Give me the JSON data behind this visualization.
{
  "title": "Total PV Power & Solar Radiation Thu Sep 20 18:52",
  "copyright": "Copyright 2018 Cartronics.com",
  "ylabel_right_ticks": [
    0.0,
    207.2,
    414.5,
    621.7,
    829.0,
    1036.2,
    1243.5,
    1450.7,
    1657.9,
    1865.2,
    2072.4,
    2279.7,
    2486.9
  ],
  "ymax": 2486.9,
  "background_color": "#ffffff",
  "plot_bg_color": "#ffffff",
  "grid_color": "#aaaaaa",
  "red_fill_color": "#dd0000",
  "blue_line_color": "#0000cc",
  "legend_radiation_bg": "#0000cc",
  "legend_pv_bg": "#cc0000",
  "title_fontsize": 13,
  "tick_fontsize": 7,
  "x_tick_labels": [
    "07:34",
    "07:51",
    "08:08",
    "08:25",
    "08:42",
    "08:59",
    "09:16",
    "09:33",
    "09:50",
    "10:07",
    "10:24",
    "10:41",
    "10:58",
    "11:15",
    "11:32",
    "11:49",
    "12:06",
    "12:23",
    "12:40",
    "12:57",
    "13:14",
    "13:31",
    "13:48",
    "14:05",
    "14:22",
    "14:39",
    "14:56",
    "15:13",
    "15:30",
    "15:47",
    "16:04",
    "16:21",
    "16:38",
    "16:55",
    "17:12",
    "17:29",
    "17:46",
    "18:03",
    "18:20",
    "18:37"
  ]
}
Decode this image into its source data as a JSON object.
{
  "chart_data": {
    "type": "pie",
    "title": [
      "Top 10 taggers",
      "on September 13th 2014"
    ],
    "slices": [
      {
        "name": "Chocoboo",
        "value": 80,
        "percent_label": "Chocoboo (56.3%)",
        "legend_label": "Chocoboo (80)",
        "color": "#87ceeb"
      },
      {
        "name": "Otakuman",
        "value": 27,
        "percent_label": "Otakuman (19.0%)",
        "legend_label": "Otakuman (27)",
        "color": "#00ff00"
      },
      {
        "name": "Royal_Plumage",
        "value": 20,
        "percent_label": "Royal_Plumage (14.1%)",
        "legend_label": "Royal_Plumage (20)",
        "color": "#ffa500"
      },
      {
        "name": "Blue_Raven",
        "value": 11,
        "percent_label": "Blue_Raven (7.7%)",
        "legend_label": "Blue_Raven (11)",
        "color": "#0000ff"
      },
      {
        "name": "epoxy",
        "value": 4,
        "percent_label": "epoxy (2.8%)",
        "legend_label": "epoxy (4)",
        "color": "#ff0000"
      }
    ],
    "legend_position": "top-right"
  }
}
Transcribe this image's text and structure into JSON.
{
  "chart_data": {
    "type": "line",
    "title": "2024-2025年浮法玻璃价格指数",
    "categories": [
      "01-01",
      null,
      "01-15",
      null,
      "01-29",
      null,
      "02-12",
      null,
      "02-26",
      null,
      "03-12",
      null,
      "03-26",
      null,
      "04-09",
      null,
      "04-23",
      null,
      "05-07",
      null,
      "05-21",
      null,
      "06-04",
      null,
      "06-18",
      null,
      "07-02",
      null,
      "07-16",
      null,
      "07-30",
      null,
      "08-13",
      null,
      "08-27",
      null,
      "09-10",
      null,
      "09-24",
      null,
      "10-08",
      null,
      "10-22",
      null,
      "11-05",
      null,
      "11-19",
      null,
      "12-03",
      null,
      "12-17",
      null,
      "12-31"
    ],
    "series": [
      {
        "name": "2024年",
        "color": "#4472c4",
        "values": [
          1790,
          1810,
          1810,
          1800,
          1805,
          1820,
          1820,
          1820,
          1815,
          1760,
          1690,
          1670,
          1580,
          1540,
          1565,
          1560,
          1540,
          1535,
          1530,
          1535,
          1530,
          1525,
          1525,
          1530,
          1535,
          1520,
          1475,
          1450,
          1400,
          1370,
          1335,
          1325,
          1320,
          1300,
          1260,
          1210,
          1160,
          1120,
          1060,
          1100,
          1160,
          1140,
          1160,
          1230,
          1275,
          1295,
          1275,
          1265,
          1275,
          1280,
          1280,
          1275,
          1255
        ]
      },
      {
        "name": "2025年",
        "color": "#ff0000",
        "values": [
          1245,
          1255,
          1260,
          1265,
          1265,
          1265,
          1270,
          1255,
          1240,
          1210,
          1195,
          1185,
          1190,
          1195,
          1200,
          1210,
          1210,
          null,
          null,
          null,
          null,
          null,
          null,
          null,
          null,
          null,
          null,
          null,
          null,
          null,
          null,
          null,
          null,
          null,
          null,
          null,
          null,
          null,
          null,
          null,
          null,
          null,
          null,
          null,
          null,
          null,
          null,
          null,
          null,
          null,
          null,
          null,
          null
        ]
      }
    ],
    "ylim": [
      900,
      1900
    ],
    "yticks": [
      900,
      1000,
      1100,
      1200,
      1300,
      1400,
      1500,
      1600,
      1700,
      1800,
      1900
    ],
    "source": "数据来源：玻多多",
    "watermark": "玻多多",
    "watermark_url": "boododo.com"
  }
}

---

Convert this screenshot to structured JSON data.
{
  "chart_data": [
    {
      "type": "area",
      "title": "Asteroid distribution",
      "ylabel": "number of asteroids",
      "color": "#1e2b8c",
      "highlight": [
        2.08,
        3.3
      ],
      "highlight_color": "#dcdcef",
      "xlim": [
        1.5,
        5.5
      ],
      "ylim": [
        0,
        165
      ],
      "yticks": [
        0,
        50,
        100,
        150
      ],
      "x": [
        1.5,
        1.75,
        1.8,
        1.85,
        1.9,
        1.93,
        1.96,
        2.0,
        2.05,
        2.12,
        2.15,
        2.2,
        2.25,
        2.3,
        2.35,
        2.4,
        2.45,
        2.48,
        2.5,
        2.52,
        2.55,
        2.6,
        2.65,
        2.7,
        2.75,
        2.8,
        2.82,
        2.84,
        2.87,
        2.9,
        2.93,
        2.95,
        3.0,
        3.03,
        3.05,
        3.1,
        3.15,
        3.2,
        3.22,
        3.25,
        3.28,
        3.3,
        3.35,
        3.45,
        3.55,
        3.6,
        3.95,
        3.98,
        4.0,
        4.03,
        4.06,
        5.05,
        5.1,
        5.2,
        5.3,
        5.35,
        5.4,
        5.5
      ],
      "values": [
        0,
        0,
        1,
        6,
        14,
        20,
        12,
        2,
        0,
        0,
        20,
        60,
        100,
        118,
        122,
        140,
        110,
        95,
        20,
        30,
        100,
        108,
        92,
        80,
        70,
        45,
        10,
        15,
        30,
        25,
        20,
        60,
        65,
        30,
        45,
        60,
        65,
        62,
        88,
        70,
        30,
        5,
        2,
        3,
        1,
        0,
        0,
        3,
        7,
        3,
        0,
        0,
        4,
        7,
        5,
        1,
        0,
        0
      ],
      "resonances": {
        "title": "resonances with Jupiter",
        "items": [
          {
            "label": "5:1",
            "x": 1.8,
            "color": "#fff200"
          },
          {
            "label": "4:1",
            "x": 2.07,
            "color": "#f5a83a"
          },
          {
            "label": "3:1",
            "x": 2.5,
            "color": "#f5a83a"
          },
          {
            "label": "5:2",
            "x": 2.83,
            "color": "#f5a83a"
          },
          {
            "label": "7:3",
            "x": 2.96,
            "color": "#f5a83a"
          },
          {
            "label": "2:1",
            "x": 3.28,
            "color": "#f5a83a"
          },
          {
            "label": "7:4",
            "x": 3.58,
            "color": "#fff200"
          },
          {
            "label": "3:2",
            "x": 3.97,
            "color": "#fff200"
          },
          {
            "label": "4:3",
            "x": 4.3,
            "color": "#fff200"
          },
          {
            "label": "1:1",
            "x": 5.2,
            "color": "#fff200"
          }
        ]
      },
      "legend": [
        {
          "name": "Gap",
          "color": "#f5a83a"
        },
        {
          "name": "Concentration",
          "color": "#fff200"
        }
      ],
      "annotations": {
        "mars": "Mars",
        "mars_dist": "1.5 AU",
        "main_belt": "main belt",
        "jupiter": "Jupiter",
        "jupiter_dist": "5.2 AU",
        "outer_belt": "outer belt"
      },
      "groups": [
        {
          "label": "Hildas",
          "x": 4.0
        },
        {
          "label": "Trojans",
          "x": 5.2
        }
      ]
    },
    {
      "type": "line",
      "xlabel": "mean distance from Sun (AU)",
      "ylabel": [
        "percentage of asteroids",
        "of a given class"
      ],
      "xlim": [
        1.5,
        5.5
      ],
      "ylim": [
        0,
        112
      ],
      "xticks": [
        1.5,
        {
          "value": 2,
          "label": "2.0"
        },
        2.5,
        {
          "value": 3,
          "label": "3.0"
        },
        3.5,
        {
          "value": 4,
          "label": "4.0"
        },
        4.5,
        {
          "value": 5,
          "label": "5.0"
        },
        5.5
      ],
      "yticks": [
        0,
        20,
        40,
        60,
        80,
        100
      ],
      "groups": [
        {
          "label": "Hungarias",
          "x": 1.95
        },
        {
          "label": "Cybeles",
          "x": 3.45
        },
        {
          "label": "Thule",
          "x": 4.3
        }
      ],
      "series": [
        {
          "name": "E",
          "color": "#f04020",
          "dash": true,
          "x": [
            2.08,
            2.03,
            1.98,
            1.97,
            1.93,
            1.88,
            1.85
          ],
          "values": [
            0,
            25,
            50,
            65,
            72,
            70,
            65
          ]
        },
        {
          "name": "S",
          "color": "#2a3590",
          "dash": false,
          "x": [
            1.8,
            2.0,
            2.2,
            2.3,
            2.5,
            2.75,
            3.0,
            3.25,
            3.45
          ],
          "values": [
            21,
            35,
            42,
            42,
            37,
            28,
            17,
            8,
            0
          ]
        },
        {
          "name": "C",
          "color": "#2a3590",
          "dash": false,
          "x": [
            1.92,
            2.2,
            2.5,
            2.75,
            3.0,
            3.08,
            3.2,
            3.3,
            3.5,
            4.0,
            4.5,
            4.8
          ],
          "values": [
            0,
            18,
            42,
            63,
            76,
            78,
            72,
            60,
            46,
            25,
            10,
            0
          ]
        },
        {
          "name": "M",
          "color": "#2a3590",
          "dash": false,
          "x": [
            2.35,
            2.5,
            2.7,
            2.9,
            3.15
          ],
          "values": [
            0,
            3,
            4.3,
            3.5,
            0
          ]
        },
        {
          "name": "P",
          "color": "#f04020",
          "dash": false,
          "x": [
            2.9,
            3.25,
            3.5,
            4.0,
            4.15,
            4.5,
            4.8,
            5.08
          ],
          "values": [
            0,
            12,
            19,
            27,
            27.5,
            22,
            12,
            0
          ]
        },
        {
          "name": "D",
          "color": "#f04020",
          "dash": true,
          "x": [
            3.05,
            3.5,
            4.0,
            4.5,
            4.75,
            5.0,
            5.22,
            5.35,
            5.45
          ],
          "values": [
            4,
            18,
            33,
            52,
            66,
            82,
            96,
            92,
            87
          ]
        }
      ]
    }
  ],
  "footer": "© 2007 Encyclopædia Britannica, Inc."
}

--

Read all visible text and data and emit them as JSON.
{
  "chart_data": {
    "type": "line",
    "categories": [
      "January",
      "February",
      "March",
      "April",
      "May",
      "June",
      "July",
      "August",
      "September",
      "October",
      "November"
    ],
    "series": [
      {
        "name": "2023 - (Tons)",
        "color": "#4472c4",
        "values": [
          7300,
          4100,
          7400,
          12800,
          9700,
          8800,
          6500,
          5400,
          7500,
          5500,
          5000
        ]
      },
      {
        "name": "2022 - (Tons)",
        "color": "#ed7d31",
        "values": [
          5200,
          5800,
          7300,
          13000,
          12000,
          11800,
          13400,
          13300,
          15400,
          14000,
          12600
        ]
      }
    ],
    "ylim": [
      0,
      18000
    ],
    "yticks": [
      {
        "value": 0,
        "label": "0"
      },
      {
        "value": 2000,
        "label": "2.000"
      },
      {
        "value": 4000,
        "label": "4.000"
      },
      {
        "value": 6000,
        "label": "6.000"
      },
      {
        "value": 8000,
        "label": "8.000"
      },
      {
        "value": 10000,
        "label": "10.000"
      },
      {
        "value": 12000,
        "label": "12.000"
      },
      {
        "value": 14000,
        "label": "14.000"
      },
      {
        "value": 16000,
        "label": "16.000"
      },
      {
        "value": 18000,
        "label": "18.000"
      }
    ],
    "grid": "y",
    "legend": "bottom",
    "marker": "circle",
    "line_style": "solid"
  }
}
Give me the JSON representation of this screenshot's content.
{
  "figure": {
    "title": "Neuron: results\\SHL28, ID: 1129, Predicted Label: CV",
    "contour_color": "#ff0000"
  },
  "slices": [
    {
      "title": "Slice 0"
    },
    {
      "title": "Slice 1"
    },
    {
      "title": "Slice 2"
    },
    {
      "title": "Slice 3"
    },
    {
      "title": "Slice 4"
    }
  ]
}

:: Task details ::
Find the word "type" in the entries above and gather every line that holds it.

:: Expected answer ::
    "type": "pie",
    "type": "line",
      "type": "area",
      "type": "line",
    "type": "line",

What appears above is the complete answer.